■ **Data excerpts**
+ + + + +
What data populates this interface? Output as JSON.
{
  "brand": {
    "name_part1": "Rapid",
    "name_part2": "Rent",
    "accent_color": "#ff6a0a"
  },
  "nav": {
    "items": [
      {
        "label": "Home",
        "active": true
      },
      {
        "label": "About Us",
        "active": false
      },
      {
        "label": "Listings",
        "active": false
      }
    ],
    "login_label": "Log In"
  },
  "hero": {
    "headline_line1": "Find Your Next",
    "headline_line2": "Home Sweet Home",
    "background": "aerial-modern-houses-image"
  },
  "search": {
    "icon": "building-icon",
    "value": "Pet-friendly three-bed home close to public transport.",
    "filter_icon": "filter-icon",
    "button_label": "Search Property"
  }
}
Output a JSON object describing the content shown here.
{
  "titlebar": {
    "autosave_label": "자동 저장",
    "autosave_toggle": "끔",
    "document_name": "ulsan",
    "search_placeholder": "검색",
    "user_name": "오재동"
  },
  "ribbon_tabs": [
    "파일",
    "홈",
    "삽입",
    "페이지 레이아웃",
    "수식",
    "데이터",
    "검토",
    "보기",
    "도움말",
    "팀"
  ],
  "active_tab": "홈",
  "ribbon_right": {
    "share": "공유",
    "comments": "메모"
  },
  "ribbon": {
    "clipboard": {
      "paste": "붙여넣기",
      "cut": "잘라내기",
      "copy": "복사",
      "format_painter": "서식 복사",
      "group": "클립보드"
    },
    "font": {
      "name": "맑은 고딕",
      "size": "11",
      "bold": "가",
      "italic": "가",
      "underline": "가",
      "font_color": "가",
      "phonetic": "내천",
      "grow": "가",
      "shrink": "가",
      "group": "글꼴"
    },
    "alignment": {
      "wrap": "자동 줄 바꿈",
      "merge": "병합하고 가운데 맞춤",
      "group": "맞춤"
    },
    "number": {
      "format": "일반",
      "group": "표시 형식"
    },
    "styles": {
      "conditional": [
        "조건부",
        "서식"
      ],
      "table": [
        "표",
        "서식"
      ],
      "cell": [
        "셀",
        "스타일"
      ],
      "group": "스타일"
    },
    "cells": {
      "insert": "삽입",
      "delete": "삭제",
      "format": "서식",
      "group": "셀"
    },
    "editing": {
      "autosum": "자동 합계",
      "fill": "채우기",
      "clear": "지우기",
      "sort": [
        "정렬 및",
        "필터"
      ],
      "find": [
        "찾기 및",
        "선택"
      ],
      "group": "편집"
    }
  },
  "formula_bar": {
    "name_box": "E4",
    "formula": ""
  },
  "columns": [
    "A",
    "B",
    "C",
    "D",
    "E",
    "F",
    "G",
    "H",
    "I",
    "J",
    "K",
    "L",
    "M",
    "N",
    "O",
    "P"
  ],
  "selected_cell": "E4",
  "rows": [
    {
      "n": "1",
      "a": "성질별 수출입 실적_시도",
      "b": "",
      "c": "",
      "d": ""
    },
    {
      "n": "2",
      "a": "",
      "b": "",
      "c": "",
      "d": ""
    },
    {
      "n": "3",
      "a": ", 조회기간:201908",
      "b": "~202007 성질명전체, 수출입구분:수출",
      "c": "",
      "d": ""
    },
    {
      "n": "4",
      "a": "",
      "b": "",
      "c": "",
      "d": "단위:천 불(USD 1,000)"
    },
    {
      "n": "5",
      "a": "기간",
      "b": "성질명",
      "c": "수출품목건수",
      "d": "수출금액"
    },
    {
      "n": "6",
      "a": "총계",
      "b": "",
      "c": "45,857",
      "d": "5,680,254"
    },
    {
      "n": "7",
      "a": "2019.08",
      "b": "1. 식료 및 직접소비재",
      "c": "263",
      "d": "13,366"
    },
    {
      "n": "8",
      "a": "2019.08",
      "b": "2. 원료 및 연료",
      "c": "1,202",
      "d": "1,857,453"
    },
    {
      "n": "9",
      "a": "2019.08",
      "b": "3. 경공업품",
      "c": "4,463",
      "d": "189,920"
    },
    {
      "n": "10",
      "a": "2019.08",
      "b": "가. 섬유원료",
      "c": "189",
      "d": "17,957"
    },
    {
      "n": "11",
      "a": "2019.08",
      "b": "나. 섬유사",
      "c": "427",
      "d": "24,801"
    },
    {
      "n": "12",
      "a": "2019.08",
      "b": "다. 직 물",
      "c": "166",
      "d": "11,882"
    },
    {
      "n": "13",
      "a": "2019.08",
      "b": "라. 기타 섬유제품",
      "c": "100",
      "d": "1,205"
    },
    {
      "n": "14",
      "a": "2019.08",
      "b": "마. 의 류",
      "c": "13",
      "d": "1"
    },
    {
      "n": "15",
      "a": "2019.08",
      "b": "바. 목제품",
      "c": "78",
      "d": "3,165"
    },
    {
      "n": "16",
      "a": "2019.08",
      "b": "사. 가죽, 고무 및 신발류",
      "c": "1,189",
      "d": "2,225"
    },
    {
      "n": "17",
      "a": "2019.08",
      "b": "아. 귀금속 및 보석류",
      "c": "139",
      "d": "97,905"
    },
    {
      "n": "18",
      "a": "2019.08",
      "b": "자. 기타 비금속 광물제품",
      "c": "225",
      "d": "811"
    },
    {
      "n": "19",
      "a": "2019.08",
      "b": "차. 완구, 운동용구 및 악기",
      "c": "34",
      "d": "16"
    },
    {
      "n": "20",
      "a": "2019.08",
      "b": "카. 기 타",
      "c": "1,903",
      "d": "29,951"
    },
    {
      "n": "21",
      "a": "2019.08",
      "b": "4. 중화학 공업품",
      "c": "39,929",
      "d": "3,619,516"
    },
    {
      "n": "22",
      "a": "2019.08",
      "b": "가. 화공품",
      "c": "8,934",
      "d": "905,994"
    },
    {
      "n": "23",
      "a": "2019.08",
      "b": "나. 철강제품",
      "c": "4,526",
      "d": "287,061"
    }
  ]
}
+ + + + +
■ **PROMPT**
Copy the data above in full, character for character.

■ **SOLUTION**
What data populates this interface? Output as JSON.
{
  "brand": {
    "name_part1": "Rapid",
    "name_part2": "Rent",
    "accent_color": "#ff6a0a"
  },
  "nav": {
    "items": [
      {
        "label": "Home",
        "active": true
      },
      {
        "label": "About Us",
        "active": false
      },
      {
        "label": "Listings",
        "active": false
      }
    ],
    "login_label": "Log In"
  },
  "hero": {
    "headline_line1": "Find Your Next",
    "headline_line2": "Home Sweet Home",
    "background": "aerial-modern-houses-image"
  },
  "search": {
    "icon": "building-icon",
    "value": "Pet-friendly three-bed home close to public transport.",
    "filter_icon": "filter-icon",
    "button_label": "Search Property"
  }
}
Output a JSON object describing the content shown here.
{
  "titlebar": {
    "autosave_label": "자동 저장",
    "autosave_toggle": "끔",
    "document_name": "ulsan",
    "search_placeholder": "검색",
    "user_name": "오재동"
  },
  "ribbon_tabs": [
    "파일",
    "홈",
    "삽입",
    "페이지 레이아웃",
    "수식",
    "데이터",
    "검토",
    "보기",
    "도움말",
    "팀"
  ],
  "active_tab": "홈",
  "ribbon_right": {
    "share": "공유",
    "comments": "메모"
  },
  "ribbon": {
    "clipboard": {
      "paste": "붙여넣기",
      "cut": "잘라내기",
      "copy": "복사",
      "format_painter": "서식 복사",
      "group": "클립보드"
    },
    "font": {
      "name": "맑은 고딕",
      "size": "11",
      "bold": "가",
      "italic": "가",
      "underline": "가",
      "font_color": "가",
      "phonetic": "내천",
      "grow": "가",
      "shrink": "가",
      "group": "글꼴"
    },
    "alignment": {
      "wrap": "자동 줄 바꿈",
      "merge": "병합하고 가운데 맞춤",
      "group": "맞춤"
    },
    "number": {
      "format": "일반",
      "group": "표시 형식"
    },
    "styles": {
      "conditional": [
        "조건부",
        "서식"
      ],
      "table": [
        "표",
        "서식"
      ],
      "cell": [
        "셀",
        "스타일"
      ],
      "group": "스타일"
    },
    "cells": {
      "insert": "삽입",
      "delete": "삭제",
      "format": "서식",
      "group": "셀"
    },
    "editing": {
      "autosum": "자동 합계",
      "fill": "채우기",
      "clear": "지우기",
      "sort": [
        "정렬 및",
        "필터"
      ],
      "find": [
        "찾기 및",
        "선택"
      ],
      "group": "편집"
    }
  },
  "formula_bar": {
    "name_box": "E4",
    "formula": ""
  },
  "columns": [
    "A",
    "B",
    "C",
    "D",
    "E",
    "F",
    "G",
    "H",
    "I",
    "J",
    "K",
    "L",
    "M",
    "N",
    "O",
    "P"
  ],
  "selected_cell": "E4",
  "rows": [
    {
      "n": "1",
      "a": "성질별 수출입 실적_시도",
      "b": "",
      "c": "",
      "d": ""
    },
    {
      "n": "2",
      "a": "",
      "b": "",
      "c": "",
      "d": ""
    },
    {
      "n": "3",
      "a": ", 조회기간:201908",
      "b": "~202007 성질명전체, 수출입구분:수출",
      "c": "",
      "d": ""
    },
    {
      "n": "4",
      "a": "",
      "b": "",
      "c": "",
      "d": "단위:천 불(USD 1,000)"
    },
    {
      "n": "5",
      "a": "기간",
      "b": "성질명",
      "c": "수출품목건수",
      "d": "수출금액"
    },
    {
      "n": "6",
      "a": "총계",
      "b": "",
      "c": "45,857",
      "d": "5,680,254"
    },
    {
      "n": "7",
      "a": "2019.08",
      "b": "1. 식료 및 직접소비재",
      "c": "263",
      "d": "13,366"
    },
    {
      "n": "8",
      "a": "2019.08",
      "b": "2. 원료 및 연료",
      "c": "1,202",
      "d": "1,857,453"
    },
    {
      "n": "9",
      "a": "2019.08",
      "b": "3. 경공업품",
      "c": "4,463",
      "d": "189,920"
    },
    {
      "n": "10",
      "a": "2019.08",
      "b": "가. 섬유원료",
      "c": "189",
      "d": "17,957"
    },
    {
      "n": "11",
      "a": "2019.08",
      "b": "나. 섬유사",
      "c": "427",
      "d": "24,801"
    },
    {
      "n": "12",
      "a": "2019.08",
      "b": "다. 직 물",
      "c": "166",
      "d": "11,882"
    },
    {
      "n": "13",
      "a": "2019.08",
      "b": "라. 기타 섬유제품",
      "c": "100",
      "d": "1,205"
    },
    {
      "n": "14",
      "a": "2019.08",
      "b": "마. 의 류",
      "c": "13",
      "d": "1"
    },
    {
      "n": "15",
      "a": "2019.08",
      "b": "바. 목제품",
      "c": "78",
      "d": "3,165"
    },
    {
      "n": "16",
      "a": "2019.08",
      "b": "사. 가죽, 고무 및 신발류",
      "c": "1,189",
      "d": "2,225"
    },
    {
      "n": "17",
      "a": "2019.08",
      "b": "아. 귀금속 및 보석류",
      "c": "139",
      "d": "97,905"
    },
    {
      "n": "18",
      "a": "2019.08",
      "b": "자. 기타 비금속 광물제품",
      "c": "225",
      "d": "811"
    },
    {
      "n": "19",
      "a": "2019.08",
      "b": "차. 완구, 운동용구 및 악기",
      "c": "34",
      "d": "16"
    },
    {
      "n": "20",
      "a": "2019.08",
      "b": "카. 기 타",
      "c": "1,903",
      "d": "29,951"
    },
    {
      "n": "21",
      "a": "2019.08",
      "b": "4. 중화학 공업품",
      "c": "39,929",
      "d": "3,619,516"
    },
    {
      "n": "22",
      "a": "2019.08",
      "b": "가. 화공품",
      "c": "8,934",
      "d": "905,994"
    },
    {
      "n": "23",
      "a": "2019.08",
      "b": "나. 철강제품",
      "c": "4,526",
      "d": "287,061"
    }
  ]
}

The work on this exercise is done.